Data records
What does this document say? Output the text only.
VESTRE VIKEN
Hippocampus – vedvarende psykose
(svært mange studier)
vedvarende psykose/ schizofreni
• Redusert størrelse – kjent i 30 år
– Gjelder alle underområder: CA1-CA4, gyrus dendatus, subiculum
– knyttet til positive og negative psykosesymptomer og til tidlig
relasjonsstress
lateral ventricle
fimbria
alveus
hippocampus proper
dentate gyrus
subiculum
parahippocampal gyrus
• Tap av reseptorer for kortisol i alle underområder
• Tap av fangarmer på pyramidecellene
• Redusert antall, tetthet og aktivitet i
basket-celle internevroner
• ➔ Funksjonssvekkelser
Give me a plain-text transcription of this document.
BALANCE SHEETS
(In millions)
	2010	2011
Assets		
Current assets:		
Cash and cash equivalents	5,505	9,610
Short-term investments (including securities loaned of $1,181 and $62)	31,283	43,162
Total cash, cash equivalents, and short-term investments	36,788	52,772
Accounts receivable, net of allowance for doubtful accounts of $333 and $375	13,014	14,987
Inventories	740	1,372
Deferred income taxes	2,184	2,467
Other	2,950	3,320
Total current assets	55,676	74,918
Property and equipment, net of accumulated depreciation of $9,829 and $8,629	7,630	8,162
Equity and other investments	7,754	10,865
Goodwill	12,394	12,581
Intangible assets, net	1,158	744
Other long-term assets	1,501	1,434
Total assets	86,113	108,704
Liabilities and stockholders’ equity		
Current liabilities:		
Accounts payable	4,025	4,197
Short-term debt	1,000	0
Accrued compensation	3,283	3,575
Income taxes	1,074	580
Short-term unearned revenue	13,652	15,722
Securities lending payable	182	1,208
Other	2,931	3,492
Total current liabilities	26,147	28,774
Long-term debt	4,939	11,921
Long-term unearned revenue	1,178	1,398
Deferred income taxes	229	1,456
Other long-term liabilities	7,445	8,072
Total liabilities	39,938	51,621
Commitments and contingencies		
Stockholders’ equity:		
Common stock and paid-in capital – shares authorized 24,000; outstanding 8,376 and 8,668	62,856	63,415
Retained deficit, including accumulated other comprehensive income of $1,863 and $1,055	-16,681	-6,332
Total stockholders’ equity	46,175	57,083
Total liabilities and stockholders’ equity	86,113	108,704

Set task: Could you quote the material above in full, exactly as it stands?

Output:
What does this document say? Output the text only.
VESTRE VIKEN
Hippocampus – vedvarende psykose
(svært mange studier)
vedvarende psykose/ schizofreni
• Redusert størrelse – kjent i 30 år
– Gjelder alle underområder: CA1-CA4, gyrus dendatus, subiculum
– knyttet til positive og negative psykosesymptomer og til tidlig
relasjonsstress
lateral ventricle
fimbria
alveus
hippocampus proper
dentate gyrus
subiculum
parahippocampal gyrus
• Tap av reseptorer for kortisol i alle underområder
• Tap av fangarmer på pyramidecellene
• Redusert antall, tetthet og aktivitet i
basket-celle internevroner
• ➔ Funksjonssvekkelser
Give me a plain-text transcription of this document.
BALANCE SHEETS
(In millions)
	2010	2011
Assets		
Current assets:		
Cash and cash equivalents	5,505	9,610
Short-term investments (including securities loaned of $1,181 and $62)	31,283	43,162
Total cash, cash equivalents, and short-term investments	36,788	52,772
Accounts receivable, net of allowance for doubtful accounts of $333 and $375	13,014	14,987
Inventories	740	1,372
Deferred income taxes	2,184	2,467
Other	2,950	3,320
Total current assets	55,676	74,918
Property and equipment, net of accumulated depreciation of $9,829 and $8,629	7,630	8,162
Equity and other investments	7,754	10,865
Goodwill	12,394	12,581
Intangible assets, net	1,158	744
Other long-term assets	1,501	1,434
Total assets	86,113	108,704
Liabilities and stockholders’ equity		
Current liabilities:		
Accounts payable	4,025	4,197
Short-term debt	1,000	0
Accrued compensation	3,283	3,575
Income taxes	1,074	580
Short-term unearned revenue	13,652	15,722
Securities lending payable	182	1,208
Other	2,931	3,492
Total current liabilities	26,147	28,774
Long-term debt	4,939	11,921
Long-term unearned revenue	1,178	1,398
Deferred income taxes	229	1,456
Other long-term liabilities	7,445	8,072
Total liabilities	39,938	51,621
Commitments and contingencies		
Stockholders’ equity:		
Common stock and paid-in capital – shares authorized 24,000; outstanding 8,376 and 8,668	62,856	63,415
Retained deficit, including accumulated other comprehensive income of $1,863 and $1,055	-16,681	-6,332
Total stockholders’ equity	46,175	57,083
Total liabilities and stockholders’ equity	86,113	108,704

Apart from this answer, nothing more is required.